§ **WHAT IS EXPECTED**
Show every line containing "this" by copying it.

——————

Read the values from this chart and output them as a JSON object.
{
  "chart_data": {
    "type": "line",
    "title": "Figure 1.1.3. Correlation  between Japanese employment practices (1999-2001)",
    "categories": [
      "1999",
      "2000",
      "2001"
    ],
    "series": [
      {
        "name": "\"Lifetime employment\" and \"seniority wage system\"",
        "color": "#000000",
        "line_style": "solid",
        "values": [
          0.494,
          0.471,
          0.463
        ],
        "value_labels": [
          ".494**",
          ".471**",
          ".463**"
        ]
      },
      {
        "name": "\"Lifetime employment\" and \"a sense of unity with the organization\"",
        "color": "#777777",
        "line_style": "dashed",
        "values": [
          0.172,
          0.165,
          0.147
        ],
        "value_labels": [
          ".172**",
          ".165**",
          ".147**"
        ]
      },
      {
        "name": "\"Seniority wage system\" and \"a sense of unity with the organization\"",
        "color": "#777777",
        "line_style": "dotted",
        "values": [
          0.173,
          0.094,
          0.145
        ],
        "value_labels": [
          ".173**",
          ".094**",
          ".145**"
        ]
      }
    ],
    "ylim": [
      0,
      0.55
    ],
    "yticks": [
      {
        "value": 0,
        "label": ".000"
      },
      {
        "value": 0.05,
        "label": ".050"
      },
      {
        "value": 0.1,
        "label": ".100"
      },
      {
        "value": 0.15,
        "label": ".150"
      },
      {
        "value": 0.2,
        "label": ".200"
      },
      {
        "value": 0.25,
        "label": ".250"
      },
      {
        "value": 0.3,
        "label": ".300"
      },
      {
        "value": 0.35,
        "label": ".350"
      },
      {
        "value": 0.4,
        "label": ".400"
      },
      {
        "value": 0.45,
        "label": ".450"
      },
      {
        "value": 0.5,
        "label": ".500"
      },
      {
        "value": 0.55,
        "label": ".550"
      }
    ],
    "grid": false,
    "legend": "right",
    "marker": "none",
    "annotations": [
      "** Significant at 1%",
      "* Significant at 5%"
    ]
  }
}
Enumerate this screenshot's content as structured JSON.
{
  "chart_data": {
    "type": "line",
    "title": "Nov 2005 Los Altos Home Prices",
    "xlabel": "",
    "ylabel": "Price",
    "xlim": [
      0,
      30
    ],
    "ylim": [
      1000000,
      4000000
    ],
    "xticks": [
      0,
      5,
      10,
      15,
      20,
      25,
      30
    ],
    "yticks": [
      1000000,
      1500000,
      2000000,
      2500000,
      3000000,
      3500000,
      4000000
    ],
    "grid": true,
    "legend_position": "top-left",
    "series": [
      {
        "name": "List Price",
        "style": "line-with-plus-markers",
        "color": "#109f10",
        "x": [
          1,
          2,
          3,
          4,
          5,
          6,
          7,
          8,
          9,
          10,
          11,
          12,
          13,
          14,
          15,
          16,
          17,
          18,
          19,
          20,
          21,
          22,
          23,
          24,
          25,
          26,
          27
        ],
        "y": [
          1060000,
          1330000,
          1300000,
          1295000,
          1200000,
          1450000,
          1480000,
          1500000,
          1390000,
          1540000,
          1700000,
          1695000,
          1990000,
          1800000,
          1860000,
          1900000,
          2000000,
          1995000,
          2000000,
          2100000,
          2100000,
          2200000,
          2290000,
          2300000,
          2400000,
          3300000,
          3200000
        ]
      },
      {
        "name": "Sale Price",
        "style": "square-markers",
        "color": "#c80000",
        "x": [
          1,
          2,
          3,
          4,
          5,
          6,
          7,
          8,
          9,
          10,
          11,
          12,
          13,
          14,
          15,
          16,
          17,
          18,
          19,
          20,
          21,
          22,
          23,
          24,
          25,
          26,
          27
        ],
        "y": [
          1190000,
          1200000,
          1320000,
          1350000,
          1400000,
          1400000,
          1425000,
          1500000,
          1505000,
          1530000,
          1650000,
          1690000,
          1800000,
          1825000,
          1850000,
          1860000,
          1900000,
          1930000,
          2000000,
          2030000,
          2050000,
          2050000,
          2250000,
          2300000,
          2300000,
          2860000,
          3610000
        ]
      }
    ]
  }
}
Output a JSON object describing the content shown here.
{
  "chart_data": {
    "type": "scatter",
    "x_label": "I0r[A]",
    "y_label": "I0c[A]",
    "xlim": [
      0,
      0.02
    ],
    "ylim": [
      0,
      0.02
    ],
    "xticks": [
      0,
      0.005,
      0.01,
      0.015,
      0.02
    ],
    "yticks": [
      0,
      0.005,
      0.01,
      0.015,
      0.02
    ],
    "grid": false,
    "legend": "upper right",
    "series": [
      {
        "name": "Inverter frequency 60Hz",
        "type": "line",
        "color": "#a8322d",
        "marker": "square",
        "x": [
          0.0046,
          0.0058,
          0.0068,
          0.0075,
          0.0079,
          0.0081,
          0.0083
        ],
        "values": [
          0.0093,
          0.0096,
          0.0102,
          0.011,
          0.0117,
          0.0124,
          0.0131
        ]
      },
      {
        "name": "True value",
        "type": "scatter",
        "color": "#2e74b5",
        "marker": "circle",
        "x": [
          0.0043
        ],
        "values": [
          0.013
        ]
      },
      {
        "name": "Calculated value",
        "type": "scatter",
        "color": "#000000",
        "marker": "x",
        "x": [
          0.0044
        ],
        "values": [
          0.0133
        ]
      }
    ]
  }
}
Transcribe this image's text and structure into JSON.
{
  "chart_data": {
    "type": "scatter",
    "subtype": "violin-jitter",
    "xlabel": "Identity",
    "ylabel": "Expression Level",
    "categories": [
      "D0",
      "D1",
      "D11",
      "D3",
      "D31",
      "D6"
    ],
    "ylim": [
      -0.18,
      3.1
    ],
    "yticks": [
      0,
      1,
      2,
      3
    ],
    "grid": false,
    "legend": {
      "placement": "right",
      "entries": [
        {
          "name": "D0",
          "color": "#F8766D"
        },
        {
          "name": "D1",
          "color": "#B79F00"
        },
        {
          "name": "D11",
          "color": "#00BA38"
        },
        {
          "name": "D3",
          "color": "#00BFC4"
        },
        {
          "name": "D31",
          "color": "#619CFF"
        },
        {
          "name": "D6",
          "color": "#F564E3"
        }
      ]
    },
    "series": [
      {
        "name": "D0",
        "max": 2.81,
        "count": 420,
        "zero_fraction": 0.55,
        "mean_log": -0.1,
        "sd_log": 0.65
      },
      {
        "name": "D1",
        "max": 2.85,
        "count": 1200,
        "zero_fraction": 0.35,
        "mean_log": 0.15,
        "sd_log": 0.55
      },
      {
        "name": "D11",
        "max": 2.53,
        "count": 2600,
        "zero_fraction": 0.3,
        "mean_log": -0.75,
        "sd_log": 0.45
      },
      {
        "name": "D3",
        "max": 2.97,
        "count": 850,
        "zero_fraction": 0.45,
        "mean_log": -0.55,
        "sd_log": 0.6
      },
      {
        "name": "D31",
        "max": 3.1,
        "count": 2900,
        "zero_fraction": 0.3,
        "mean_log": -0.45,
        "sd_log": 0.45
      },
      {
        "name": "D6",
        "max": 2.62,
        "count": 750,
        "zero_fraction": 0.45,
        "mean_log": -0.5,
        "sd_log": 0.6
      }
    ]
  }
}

——————

§ **COMPLETE RESPONSE**
Read the values from this chart and output them as a JSON object.
Enumerate this screenshot's content as structured JSON.
Transcribe this image's text and structure into JSON.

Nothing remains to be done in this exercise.